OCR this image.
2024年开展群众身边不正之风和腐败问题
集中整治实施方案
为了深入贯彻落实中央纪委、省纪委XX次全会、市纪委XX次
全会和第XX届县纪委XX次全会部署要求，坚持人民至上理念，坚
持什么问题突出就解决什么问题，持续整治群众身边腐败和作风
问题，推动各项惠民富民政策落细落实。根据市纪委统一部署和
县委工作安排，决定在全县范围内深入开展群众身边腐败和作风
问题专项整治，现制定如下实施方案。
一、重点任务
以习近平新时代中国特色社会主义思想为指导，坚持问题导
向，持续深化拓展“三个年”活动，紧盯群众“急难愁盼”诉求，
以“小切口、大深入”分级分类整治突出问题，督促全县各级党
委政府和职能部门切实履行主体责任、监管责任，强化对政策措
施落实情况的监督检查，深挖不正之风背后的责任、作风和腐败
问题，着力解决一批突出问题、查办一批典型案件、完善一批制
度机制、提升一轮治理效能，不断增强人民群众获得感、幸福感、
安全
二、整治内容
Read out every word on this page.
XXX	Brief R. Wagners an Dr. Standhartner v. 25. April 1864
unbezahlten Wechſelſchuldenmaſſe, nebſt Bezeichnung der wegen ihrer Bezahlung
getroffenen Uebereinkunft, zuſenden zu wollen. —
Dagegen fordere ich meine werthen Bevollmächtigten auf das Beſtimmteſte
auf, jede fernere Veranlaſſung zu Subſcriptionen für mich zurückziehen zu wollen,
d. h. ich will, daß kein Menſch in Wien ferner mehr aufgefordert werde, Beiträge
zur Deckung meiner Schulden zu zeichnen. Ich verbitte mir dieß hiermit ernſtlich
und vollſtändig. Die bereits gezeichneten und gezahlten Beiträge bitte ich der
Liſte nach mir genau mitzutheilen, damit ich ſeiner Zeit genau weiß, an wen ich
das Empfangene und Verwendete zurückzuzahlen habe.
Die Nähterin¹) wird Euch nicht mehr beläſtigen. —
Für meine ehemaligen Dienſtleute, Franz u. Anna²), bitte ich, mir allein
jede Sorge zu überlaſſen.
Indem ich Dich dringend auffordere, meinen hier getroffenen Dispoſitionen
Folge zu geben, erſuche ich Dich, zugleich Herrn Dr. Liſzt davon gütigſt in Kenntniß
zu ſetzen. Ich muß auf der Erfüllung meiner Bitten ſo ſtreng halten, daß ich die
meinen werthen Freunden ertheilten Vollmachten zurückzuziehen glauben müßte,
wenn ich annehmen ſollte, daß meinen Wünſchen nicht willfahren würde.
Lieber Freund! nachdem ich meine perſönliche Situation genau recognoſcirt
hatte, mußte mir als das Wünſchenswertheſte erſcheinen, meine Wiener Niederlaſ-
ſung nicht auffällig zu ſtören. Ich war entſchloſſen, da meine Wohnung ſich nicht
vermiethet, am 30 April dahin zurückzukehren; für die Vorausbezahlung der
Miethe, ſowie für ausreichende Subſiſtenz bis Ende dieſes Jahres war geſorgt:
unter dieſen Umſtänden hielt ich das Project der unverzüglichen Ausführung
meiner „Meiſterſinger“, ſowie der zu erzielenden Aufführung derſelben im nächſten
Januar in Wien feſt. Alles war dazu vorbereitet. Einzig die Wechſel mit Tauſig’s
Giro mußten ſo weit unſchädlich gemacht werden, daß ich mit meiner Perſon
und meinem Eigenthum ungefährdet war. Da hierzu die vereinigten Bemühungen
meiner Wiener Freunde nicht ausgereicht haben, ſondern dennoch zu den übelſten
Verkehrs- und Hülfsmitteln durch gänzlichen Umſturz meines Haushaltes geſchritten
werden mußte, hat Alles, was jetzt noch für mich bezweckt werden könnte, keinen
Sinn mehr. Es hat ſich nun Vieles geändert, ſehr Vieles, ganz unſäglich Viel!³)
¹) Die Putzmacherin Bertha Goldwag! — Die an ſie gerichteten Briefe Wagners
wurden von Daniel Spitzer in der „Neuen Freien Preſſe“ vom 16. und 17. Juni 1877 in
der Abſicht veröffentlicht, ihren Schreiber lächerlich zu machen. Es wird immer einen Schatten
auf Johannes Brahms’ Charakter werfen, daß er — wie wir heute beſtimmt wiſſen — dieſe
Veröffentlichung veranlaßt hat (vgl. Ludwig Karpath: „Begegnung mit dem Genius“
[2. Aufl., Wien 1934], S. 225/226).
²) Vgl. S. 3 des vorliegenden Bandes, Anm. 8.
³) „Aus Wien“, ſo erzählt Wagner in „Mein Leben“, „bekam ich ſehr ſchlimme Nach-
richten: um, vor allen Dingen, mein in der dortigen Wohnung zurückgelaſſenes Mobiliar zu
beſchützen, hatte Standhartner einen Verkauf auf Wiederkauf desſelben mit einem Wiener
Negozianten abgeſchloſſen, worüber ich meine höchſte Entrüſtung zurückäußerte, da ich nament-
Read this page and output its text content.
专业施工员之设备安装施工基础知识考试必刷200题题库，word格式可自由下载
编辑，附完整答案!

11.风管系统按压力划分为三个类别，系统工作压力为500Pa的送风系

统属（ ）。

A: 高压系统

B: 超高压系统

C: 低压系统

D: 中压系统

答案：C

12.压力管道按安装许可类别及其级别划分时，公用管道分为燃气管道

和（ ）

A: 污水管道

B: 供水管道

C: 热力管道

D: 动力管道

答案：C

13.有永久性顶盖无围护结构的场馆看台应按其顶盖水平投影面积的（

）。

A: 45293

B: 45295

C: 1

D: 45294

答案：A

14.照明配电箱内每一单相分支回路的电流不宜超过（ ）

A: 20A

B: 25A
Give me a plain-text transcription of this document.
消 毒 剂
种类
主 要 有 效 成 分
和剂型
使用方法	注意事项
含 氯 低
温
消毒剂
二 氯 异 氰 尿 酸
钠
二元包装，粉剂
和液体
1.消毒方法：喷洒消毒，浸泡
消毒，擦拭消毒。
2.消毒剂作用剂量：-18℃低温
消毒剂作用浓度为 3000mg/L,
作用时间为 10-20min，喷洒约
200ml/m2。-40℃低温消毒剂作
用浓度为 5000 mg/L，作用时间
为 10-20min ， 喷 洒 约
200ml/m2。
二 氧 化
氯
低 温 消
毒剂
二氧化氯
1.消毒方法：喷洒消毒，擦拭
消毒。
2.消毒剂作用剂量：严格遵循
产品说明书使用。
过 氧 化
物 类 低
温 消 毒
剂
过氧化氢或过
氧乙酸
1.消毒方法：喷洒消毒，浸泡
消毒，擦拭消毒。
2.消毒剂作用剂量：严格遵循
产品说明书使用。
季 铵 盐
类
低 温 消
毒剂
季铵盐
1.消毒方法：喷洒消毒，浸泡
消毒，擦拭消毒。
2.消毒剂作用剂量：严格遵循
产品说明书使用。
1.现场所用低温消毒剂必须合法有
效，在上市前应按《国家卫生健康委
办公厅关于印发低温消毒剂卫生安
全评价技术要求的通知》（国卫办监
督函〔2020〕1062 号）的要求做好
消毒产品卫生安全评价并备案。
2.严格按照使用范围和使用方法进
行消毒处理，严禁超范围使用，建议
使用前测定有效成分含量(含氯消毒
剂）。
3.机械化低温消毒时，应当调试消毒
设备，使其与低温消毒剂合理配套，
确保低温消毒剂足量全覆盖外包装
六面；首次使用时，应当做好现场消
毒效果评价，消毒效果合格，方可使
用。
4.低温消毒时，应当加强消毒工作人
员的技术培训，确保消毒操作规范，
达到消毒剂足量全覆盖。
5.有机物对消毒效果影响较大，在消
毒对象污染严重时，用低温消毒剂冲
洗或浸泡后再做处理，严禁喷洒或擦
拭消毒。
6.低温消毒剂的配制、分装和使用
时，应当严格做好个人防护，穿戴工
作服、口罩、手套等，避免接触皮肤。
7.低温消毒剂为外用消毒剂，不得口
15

------------

## What is being asked
Go through the listing and print each line exactly as it appears.

## The output
OCR this image.
2024年开展群众身边不正之风和腐败问题
集中整治实施方案
为了深入贯彻落实中央纪委、省纪委XX次全会、市纪委XX次
全会和第XX届县纪委XX次全会部署要求，坚持人民至上理念，坚
持什么问题突出就解决什么问题，持续整治群众身边腐败和作风
问题，推动各项惠民富民政策落细落实。根据市纪委统一部署和
县委工作安排，决定在全县范围内深入开展群众身边腐败和作风
问题专项整治，现制定如下实施方案。
一、重点任务
以习近平新时代中国特色社会主义思想为指导，坚持问题导
向，持续深化拓展“三个年”活动，紧盯群众“急难愁盼”诉求，
以“小切口、大深入”分级分类整治突出问题，督促全县各级党
委政府和职能部门切实履行主体责任、监管责任，强化对政策措
施落实情况的监督检查，深挖不正之风背后的责任、作风和腐败
问题，着力解决一批突出问题、查办一批典型案件、完善一批制
度机制、提升一轮治理效能，不断增强人民群众获得感、幸福感、
安全
二、整治内容
Read out every word on this page.
XXX	Brief R. Wagners an Dr. Standhartner v. 25. April 1864
unbezahlten Wechſelſchuldenmaſſe, nebſt Bezeichnung der wegen ihrer Bezahlung
getroffenen Uebereinkunft, zuſenden zu wollen. —
Dagegen fordere ich meine werthen Bevollmächtigten auf das Beſtimmteſte
auf, jede fernere Veranlaſſung zu Subſcriptionen für mich zurückziehen zu wollen,
d. h. ich will, daß kein Menſch in Wien ferner mehr aufgefordert werde, Beiträge
zur Deckung meiner Schulden zu zeichnen. Ich verbitte mir dieß hiermit ernſtlich
und vollſtändig. Die bereits gezeichneten und gezahlten Beiträge bitte ich der
Liſte nach mir genau mitzutheilen, damit ich ſeiner Zeit genau weiß, an wen ich
das Empfangene und Verwendete zurückzuzahlen habe.
Die Nähterin¹) wird Euch nicht mehr beläſtigen. —
Für meine ehemaligen Dienſtleute, Franz u. Anna²), bitte ich, mir allein
jede Sorge zu überlaſſen.
Indem ich Dich dringend auffordere, meinen hier getroffenen Dispoſitionen
Folge zu geben, erſuche ich Dich, zugleich Herrn Dr. Liſzt davon gütigſt in Kenntniß
zu ſetzen. Ich muß auf der Erfüllung meiner Bitten ſo ſtreng halten, daß ich die
meinen werthen Freunden ertheilten Vollmachten zurückzuziehen glauben müßte,
wenn ich annehmen ſollte, daß meinen Wünſchen nicht willfahren würde.
Lieber Freund! nachdem ich meine perſönliche Situation genau recognoſcirt
hatte, mußte mir als das Wünſchenswertheſte erſcheinen, meine Wiener Niederlaſ-
ſung nicht auffällig zu ſtören. Ich war entſchloſſen, da meine Wohnung ſich nicht
vermiethet, am 30 April dahin zurückzukehren; für die Vorausbezahlung der
Miethe, ſowie für ausreichende Subſiſtenz bis Ende dieſes Jahres war geſorgt:
unter dieſen Umſtänden hielt ich das Project der unverzüglichen Ausführung
meiner „Meiſterſinger“, ſowie der zu erzielenden Aufführung derſelben im nächſten
Januar in Wien feſt. Alles war dazu vorbereitet. Einzig die Wechſel mit Tauſig’s
Giro mußten ſo weit unſchädlich gemacht werden, daß ich mit meiner Perſon
und meinem Eigenthum ungefährdet war. Da hierzu die vereinigten Bemühungen
meiner Wiener Freunde nicht ausgereicht haben, ſondern dennoch zu den übelſten
Verkehrs- und Hülfsmitteln durch gänzlichen Umſturz meines Haushaltes geſchritten
werden mußte, hat Alles, was jetzt noch für mich bezweckt werden könnte, keinen
Sinn mehr. Es hat ſich nun Vieles geändert, ſehr Vieles, ganz unſäglich Viel!³)
¹) Die Putzmacherin Bertha Goldwag! — Die an ſie gerichteten Briefe Wagners
wurden von Daniel Spitzer in der „Neuen Freien Preſſe“ vom 16. und 17. Juni 1877 in
der Abſicht veröffentlicht, ihren Schreiber lächerlich zu machen. Es wird immer einen Schatten
auf Johannes Brahms’ Charakter werfen, daß er — wie wir heute beſtimmt wiſſen — dieſe
Veröffentlichung veranlaßt hat (vgl. Ludwig Karpath: „Begegnung mit dem Genius“
[2. Aufl., Wien 1934], S. 225/226).
²) Vgl. S. 3 des vorliegenden Bandes, Anm. 8.
³) „Aus Wien“, ſo erzählt Wagner in „Mein Leben“, „bekam ich ſehr ſchlimme Nach-
richten: um, vor allen Dingen, mein in der dortigen Wohnung zurückgelaſſenes Mobiliar zu
beſchützen, hatte Standhartner einen Verkauf auf Wiederkauf desſelben mit einem Wiener
Negozianten abgeſchloſſen, worüber ich meine höchſte Entrüſtung zurückäußerte, da ich nament-
Read this page and output its text content.
专业施工员之设备安装施工基础知识考试必刷200题题库，word格式可自由下载
编辑，附完整答案!

11.风管系统按压力划分为三个类别，系统工作压力为500Pa的送风系

统属（ ）。

A: 高压系统

B: 超高压系统

C: 低压系统

D: 中压系统

答案：C

12.压力管道按安装许可类别及其级别划分时，公用管道分为燃气管道

和（ ）

A: 污水管道

B: 供水管道

C: 热力管道

D: 动力管道

答案：C

13.有永久性顶盖无围护结构的场馆看台应按其顶盖水平投影面积的（

）。

A: 45293

B: 45295

C: 1

D: 45294

答案：A

14.照明配电箱内每一单相分支回路的电流不宜超过（ ）

A: 20A

B: 25A
Give me a plain-text transcription of this document.
消 毒 剂
种类
主 要 有 效 成 分
和剂型
使用方法	注意事项
含 氯 低
温
消毒剂
二 氯 异 氰 尿 酸
钠
二元包装，粉剂
和液体
1.消毒方法：喷洒消毒，浸泡
消毒，擦拭消毒。
2.消毒剂作用剂量：-18℃低温
消毒剂作用浓度为 3000mg/L,
作用时间为 10-20min，喷洒约
200ml/m2。-40℃低温消毒剂作
用浓度为 5000 mg/L，作用时间
为 10-20min ， 喷 洒 约
200ml/m2。
二 氧 化
氯
低 温 消
毒剂
二氧化氯
1.消毒方法：喷洒消毒，擦拭
消毒。
2.消毒剂作用剂量：严格遵循
产品说明书使用。
过 氧 化
物 类 低
温 消 毒
剂
过氧化氢或过
氧乙酸
1.消毒方法：喷洒消毒，浸泡
消毒，擦拭消毒。
2.消毒剂作用剂量：严格遵循
产品说明书使用。
季 铵 盐
类
低 温 消
毒剂
季铵盐
1.消毒方法：喷洒消毒，浸泡
消毒，擦拭消毒。
2.消毒剂作用剂量：严格遵循
产品说明书使用。
1.现场所用低温消毒剂必须合法有
效，在上市前应按《国家卫生健康委
办公厅关于印发低温消毒剂卫生安
全评价技术要求的通知》（国卫办监
督函〔2020〕1062 号）的要求做好
消毒产品卫生安全评价并备案。
2.严格按照使用范围和使用方法进
行消毒处理，严禁超范围使用，建议
使用前测定有效成分含量(含氯消毒
剂）。
3.机械化低温消毒时，应当调试消毒
设备，使其与低温消毒剂合理配套，
确保低温消毒剂足量全覆盖外包装
六面；首次使用时，应当做好现场消
毒效果评价，消毒效果合格，方可使
用。
4.低温消毒时，应当加强消毒工作人
员的技术培训，确保消毒操作规范，
达到消毒剂足量全覆盖。
5.有机物对消毒效果影响较大，在消
毒对象污染严重时，用低温消毒剂冲
洗或浸泡后再做处理，严禁喷洒或擦
拭消毒。
6.低温消毒剂的配制、分装和使用
时，应当严格做好个人防护，穿戴工
作服、口罩、手套等，避免接触皮肤。
7.低温消毒剂为外用消毒剂，不得口
15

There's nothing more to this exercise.